Aim:
Make an exact copy of the entries below with the pictures removed.

---------------

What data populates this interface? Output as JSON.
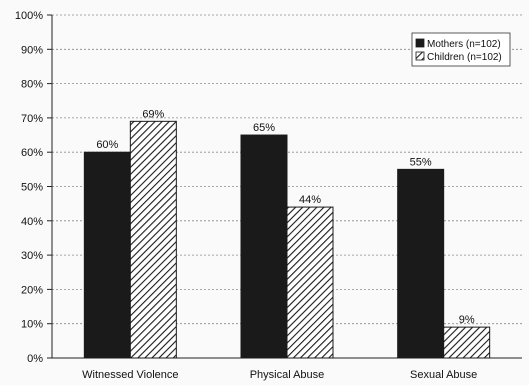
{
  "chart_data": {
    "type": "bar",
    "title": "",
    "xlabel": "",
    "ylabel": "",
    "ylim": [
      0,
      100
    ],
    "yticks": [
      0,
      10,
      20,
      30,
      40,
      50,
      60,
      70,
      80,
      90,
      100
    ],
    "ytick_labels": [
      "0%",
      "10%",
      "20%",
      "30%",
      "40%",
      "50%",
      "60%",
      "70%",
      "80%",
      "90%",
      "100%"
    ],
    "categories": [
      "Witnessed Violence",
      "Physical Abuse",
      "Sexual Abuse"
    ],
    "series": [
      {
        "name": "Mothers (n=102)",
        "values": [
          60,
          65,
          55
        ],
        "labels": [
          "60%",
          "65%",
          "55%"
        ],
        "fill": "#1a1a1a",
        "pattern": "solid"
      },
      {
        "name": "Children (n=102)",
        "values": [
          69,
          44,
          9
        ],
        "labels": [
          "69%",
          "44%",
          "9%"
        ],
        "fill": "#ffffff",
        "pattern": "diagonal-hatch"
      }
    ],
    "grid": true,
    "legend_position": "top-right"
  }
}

---------------

Written solution:
What data populates this interface? Output as JSON.
{
  "chart_data": {
    "type": "bar",
    "title": "",
    "xlabel": "",
    "ylabel": "",
    "ylim": [
      0,
      100
    ],
    "yticks": [
      0,
      10,
      20,
      30,
      40,
      50,
      60,
      70,
      80,
      90,
      100
    ],
    "ytick_labels": [
      "0%",
      "10%",
      "20%",
      "30%",
      "40%",
      "50%",
      "60%",
      "70%",
      "80%",
      "90%",
      "100%"
    ],
    "categories": [
      "Witnessed Violence",
      "Physical Abuse",
      "Sexual Abuse"
    ],
    "series": [
      {
        "name": "Mothers (n=102)",
        "values": [
          60,
          65,
          55
        ],
        "labels": [
          "60%",
          "65%",
          "55%"
        ],
        "fill": "#1a1a1a",
        "pattern": "solid"
      },
      {
        "name": "Children (n=102)",
        "values": [
          69,
          44,
          9
        ],
        "labels": [
          "69%",
          "44%",
          "9%"
        ],
        "fill": "#ffffff",
        "pattern": "diagonal-hatch"
      }
    ],
    "grid": true,
    "legend_position": "top-right"
  }
}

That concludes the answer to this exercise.